WHAT YOU NEED TO DO:
Select every line holding the word "questions" and copy it.

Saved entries
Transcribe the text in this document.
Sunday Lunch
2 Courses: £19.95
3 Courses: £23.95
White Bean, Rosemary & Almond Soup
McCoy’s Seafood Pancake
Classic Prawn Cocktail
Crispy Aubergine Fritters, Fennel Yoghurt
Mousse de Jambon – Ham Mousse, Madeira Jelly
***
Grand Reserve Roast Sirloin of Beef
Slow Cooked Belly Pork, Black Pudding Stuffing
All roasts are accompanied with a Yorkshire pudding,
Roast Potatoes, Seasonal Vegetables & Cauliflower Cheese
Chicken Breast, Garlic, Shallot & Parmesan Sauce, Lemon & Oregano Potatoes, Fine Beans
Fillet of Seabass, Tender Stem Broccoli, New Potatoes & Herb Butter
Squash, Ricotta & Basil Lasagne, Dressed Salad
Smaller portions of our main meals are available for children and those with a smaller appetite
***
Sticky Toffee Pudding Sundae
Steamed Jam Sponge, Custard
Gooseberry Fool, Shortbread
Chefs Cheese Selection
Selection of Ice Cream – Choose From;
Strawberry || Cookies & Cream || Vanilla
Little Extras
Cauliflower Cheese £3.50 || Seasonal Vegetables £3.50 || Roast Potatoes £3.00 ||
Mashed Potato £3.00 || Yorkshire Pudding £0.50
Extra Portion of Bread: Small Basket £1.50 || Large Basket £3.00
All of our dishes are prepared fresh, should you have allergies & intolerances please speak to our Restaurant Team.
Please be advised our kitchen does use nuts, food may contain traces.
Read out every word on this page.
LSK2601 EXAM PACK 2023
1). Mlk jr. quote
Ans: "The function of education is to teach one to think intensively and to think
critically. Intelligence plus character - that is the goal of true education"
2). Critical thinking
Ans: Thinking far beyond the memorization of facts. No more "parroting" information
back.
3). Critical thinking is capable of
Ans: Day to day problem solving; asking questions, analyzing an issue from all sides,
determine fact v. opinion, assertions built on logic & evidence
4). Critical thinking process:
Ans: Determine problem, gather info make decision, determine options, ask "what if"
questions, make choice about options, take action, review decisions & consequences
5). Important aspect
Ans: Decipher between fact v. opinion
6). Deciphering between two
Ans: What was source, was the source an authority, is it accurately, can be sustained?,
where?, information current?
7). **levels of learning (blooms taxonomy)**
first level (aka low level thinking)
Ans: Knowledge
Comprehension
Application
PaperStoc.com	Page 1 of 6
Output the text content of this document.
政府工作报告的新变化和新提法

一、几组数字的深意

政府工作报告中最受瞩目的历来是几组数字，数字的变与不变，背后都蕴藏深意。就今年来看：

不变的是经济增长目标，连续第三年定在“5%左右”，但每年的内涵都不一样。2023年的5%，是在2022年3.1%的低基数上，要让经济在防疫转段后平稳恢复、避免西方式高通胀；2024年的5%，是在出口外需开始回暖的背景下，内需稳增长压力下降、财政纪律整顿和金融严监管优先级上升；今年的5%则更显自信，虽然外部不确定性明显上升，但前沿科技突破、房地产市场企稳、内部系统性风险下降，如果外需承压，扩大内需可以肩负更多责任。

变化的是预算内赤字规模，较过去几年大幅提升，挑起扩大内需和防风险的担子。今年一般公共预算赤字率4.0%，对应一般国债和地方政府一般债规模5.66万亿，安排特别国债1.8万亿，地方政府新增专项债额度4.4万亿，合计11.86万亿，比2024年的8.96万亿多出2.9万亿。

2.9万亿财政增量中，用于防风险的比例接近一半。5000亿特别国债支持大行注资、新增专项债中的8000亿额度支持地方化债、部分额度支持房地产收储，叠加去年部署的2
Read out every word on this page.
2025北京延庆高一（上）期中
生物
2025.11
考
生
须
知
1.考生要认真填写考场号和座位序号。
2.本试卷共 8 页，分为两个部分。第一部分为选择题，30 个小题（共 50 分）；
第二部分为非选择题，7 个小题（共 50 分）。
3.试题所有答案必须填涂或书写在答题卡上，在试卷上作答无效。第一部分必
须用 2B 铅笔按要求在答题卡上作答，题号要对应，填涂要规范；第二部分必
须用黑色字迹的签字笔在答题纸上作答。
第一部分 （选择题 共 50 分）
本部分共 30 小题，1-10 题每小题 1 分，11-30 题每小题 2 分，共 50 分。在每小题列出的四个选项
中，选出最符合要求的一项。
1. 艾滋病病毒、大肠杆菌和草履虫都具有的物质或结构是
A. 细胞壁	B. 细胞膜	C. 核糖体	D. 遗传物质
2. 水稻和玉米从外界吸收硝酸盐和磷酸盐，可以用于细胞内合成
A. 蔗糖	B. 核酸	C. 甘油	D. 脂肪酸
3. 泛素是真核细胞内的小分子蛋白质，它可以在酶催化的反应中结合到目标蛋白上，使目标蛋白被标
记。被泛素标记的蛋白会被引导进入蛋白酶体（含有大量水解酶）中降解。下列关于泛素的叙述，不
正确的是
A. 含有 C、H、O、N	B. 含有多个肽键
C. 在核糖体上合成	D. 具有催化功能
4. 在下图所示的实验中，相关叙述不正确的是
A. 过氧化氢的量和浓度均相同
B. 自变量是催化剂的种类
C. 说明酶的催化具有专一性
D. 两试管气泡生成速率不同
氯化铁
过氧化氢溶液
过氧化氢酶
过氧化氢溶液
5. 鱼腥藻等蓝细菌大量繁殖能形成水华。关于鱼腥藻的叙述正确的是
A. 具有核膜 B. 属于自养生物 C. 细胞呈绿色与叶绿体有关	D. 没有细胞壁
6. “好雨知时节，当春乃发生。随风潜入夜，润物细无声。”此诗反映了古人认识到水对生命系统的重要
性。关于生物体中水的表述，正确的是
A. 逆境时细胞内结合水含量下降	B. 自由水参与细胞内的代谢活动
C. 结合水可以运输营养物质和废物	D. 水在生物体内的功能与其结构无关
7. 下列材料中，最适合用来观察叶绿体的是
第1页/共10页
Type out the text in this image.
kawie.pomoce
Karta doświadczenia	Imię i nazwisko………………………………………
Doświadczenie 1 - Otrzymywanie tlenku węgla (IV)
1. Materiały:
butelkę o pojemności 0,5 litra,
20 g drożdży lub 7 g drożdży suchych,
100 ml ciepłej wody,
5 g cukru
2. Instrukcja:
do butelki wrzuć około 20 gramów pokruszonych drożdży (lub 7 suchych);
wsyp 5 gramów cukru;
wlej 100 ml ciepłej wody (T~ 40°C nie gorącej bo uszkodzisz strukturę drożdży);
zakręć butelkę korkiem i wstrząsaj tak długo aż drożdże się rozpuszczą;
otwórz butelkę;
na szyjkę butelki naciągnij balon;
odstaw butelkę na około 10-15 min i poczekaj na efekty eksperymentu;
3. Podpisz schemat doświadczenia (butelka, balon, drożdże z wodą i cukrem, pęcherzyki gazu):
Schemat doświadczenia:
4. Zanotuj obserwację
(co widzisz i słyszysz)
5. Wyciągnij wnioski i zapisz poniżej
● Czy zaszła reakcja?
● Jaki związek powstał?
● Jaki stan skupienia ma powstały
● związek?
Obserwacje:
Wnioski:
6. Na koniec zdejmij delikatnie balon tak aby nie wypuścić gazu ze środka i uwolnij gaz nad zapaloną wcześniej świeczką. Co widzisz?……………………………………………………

WRITTEN SOLUTION:
Ans: Day to day problem solving; asking questions, analyzing an issue from all sides,
questions, make choice about options, take action, review decisions & consequences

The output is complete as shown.